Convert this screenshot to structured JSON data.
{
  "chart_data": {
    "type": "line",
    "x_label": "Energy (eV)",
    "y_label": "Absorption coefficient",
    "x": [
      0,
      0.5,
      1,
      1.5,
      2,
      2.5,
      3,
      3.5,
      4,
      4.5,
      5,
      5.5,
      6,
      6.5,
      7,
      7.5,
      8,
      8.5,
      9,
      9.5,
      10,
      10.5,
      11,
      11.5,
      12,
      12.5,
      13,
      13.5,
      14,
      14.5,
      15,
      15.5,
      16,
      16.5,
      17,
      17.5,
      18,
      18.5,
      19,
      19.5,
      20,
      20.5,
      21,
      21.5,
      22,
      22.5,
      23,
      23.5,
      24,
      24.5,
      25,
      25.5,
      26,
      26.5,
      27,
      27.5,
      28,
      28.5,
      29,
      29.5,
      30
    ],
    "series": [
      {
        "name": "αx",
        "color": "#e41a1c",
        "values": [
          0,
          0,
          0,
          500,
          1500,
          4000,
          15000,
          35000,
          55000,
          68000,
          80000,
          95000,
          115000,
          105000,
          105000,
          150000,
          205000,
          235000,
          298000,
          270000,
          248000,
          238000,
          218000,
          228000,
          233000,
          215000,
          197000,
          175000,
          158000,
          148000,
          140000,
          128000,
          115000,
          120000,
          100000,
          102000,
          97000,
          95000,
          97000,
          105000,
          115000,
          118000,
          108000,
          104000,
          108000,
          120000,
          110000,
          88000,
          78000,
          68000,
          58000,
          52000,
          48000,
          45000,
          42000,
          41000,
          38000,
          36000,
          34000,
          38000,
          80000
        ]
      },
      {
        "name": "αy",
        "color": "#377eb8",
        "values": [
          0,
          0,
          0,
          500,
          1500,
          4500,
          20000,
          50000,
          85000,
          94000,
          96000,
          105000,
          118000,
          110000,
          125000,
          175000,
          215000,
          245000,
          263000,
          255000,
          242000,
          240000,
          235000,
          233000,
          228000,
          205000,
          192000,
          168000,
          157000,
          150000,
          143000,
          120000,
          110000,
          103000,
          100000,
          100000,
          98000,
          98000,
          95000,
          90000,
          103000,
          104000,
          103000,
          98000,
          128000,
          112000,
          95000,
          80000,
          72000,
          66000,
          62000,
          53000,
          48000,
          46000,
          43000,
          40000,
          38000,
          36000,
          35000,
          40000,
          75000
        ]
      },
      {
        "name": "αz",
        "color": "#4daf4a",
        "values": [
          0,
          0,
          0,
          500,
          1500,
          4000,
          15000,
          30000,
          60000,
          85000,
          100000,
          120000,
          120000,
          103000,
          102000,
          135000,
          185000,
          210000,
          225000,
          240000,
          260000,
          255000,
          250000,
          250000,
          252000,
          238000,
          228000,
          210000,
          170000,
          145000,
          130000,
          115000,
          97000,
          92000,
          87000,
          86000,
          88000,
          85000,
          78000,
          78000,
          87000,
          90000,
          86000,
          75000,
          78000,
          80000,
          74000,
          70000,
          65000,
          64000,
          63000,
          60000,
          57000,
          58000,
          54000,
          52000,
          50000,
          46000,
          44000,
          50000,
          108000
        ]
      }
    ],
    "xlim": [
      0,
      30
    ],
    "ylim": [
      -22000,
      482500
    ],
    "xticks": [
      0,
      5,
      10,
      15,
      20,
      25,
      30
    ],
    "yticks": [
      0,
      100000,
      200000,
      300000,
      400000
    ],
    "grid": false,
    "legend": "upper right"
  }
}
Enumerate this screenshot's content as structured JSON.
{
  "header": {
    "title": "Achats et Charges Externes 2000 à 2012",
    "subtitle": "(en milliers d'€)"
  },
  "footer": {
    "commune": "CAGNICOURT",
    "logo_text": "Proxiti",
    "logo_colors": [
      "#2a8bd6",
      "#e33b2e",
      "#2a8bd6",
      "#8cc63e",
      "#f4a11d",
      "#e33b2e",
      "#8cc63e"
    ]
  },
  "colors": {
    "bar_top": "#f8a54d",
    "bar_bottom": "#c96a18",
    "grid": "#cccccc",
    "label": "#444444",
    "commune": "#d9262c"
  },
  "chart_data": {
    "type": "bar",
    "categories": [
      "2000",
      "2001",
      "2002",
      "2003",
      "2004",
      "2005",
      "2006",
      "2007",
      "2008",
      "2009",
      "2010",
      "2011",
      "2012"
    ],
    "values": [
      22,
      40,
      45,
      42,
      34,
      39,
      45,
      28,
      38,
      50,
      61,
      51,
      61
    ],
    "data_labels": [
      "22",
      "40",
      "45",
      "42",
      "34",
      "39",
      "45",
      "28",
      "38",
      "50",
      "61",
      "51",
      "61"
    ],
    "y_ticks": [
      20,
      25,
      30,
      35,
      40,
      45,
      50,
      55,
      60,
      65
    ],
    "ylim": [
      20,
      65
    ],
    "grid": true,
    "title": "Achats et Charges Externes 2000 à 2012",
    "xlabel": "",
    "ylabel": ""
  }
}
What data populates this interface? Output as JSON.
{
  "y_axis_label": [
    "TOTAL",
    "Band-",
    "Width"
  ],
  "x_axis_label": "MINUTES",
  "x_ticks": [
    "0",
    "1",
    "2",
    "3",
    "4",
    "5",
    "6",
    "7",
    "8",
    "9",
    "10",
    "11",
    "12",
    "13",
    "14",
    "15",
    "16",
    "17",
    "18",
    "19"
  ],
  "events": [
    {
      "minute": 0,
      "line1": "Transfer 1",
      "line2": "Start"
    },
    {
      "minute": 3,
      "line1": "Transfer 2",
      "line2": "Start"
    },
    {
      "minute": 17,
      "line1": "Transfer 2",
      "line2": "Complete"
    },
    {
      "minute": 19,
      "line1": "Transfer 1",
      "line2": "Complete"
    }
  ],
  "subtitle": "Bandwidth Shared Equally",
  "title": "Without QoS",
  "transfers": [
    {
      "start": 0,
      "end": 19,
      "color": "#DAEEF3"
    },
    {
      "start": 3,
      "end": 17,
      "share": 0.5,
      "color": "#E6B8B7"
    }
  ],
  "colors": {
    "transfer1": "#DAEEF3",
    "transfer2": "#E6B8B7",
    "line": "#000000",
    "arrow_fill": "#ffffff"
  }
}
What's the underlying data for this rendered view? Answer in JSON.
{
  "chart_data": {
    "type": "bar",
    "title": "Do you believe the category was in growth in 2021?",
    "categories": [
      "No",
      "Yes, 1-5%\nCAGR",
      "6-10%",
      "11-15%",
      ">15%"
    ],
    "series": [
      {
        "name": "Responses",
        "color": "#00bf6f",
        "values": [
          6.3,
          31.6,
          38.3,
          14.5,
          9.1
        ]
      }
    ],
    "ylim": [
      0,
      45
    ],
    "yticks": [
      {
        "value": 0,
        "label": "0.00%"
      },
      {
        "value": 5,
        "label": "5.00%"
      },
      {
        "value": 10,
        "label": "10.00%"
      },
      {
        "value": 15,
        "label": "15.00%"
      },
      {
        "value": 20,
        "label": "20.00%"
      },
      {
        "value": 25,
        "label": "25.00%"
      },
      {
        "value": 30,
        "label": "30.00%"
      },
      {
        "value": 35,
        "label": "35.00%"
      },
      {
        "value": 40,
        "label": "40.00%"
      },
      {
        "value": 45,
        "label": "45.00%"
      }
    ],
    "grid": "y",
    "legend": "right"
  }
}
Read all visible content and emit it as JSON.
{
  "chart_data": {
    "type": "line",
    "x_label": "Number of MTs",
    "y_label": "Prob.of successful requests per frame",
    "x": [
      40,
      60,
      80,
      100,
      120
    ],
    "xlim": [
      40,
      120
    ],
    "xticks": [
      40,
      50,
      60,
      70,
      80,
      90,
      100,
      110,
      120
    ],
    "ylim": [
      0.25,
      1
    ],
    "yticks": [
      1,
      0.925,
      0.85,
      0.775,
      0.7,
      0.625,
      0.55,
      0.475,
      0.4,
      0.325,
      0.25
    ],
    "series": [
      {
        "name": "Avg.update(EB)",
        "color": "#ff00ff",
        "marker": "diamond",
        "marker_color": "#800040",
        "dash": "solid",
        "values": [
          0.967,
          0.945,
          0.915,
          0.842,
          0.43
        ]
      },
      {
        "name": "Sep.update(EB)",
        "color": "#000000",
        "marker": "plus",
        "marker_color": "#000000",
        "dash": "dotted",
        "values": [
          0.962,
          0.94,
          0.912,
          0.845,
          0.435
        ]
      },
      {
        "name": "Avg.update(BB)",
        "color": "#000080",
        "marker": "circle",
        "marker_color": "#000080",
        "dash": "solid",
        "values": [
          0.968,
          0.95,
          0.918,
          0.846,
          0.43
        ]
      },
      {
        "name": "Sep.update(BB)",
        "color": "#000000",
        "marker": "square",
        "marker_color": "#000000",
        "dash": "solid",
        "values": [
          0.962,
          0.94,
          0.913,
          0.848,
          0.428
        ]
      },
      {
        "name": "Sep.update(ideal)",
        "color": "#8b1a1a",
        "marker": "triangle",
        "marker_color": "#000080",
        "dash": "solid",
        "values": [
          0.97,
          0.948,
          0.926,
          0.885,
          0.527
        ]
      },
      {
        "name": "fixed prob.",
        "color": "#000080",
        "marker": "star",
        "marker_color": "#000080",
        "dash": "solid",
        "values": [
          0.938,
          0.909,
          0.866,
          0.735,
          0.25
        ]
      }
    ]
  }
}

--------------------

▶ **To do**:
Copy every line of the listing that contains the word "update".

▶ **Output for this exercise**:
        "name": "Avg.update(EB)",
        "name": "Sep.update(EB)",
        "name": "Avg.update(BB)",
        "name": "Sep.update(BB)",
        "name": "Sep.update(ideal)",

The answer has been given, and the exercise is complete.